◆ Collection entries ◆
□ □ □

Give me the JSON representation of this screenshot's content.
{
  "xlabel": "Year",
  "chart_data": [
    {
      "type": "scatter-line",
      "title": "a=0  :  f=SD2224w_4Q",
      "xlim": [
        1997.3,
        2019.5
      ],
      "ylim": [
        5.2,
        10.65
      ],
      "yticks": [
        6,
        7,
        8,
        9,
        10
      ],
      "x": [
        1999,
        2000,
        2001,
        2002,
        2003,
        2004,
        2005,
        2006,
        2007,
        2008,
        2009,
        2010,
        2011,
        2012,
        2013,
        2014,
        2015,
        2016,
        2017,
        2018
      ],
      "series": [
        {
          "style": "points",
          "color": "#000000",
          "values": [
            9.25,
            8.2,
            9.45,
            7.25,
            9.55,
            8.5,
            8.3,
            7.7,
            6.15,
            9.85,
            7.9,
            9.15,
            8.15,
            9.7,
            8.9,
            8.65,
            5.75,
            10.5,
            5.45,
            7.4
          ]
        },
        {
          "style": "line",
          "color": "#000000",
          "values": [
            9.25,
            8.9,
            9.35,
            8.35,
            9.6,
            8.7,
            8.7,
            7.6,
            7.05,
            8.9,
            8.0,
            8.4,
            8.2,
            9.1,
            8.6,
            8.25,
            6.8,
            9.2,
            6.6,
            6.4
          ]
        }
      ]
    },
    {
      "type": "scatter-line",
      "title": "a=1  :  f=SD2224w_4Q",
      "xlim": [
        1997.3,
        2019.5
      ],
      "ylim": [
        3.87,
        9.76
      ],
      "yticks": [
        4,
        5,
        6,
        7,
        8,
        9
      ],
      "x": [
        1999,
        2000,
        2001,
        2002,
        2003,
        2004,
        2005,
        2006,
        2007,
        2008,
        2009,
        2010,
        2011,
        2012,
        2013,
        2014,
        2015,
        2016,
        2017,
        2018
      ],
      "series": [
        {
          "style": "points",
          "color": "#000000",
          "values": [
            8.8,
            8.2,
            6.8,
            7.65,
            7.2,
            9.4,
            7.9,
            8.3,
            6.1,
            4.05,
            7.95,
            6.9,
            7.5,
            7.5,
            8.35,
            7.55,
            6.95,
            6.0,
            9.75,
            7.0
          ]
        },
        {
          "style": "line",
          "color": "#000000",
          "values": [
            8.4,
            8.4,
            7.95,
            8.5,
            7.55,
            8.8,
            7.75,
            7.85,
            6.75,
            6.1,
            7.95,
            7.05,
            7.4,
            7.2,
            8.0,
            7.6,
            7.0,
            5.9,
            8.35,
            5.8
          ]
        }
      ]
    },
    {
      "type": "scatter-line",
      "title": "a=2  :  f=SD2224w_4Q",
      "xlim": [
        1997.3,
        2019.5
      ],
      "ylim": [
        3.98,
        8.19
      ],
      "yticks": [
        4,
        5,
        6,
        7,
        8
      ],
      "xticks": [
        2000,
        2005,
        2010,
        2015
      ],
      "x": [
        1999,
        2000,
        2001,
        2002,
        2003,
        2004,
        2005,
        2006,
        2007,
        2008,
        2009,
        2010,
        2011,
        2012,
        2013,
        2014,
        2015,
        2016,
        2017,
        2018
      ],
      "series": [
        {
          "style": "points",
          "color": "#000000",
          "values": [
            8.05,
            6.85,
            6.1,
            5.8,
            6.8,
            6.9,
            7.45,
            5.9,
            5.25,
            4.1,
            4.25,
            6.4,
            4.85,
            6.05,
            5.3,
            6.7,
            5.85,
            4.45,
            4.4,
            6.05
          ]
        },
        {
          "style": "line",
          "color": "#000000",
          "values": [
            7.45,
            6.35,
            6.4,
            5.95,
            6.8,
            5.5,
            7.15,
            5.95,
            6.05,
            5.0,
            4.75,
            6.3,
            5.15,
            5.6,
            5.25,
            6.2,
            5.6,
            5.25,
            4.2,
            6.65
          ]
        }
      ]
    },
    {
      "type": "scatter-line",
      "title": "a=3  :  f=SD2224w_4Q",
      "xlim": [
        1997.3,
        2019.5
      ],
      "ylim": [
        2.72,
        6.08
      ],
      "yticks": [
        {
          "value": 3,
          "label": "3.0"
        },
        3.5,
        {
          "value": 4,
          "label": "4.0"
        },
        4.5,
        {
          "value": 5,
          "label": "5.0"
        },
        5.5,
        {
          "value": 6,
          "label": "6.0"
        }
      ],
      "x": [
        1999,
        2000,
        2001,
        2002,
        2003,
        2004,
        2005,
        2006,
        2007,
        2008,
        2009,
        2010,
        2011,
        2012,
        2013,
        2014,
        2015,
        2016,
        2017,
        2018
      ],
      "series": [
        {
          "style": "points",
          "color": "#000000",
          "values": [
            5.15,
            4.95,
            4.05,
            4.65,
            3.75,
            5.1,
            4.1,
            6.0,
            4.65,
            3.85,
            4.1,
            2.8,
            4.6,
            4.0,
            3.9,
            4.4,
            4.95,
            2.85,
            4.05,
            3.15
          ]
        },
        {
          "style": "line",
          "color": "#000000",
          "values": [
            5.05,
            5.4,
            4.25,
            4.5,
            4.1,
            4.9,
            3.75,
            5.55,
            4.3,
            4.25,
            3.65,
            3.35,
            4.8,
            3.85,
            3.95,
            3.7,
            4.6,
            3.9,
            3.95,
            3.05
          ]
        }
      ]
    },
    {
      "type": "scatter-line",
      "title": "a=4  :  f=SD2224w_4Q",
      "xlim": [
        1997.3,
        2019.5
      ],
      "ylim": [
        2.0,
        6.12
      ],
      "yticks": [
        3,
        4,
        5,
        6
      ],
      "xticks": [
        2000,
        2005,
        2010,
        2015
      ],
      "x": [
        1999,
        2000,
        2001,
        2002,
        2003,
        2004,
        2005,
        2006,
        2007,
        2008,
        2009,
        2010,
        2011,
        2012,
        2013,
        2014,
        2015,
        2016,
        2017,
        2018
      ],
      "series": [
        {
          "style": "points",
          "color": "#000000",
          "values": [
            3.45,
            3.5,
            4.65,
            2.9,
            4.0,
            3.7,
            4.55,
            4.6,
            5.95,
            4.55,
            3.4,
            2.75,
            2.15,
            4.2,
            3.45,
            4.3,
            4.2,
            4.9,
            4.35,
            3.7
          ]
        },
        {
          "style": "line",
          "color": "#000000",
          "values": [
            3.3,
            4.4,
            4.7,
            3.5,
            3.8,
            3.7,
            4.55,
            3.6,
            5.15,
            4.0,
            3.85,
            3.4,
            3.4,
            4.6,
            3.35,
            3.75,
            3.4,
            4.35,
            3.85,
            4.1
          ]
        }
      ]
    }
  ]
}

□ □ □

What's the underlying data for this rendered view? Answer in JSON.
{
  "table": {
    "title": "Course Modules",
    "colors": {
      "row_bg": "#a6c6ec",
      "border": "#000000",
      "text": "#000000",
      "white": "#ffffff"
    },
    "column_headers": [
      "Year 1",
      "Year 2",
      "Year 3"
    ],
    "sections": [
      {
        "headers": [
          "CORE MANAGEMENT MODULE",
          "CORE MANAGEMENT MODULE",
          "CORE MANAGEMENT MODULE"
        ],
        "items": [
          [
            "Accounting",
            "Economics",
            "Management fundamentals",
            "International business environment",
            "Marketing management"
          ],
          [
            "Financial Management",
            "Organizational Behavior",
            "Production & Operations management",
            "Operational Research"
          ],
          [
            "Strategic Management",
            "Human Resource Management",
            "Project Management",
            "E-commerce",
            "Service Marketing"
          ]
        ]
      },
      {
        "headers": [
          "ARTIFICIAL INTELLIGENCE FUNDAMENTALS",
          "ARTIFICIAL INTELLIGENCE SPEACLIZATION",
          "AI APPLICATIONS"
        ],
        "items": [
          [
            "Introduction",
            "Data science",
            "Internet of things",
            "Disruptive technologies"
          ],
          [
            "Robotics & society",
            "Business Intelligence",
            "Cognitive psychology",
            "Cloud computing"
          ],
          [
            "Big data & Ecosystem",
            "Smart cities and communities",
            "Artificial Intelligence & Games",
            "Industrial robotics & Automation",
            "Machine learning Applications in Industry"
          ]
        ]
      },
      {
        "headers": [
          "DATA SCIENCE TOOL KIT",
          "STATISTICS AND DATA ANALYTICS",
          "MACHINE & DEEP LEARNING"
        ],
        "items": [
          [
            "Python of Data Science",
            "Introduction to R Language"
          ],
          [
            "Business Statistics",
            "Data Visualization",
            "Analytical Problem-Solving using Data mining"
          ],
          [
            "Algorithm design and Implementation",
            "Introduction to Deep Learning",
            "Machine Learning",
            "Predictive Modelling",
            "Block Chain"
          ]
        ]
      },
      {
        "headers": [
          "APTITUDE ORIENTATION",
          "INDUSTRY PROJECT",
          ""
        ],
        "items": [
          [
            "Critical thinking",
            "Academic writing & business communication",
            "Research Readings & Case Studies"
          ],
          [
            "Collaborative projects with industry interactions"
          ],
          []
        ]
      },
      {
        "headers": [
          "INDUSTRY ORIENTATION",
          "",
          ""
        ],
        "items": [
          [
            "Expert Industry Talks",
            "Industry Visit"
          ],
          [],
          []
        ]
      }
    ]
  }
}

□ □ □

◆ TO DO ◆
All lines that include "JSON" are to be gathered and copied.

◆ ANSWER ◆
Give me the JSON representation of this screenshot's content.
What's the underlying data for this rendered view? Answer in JSON.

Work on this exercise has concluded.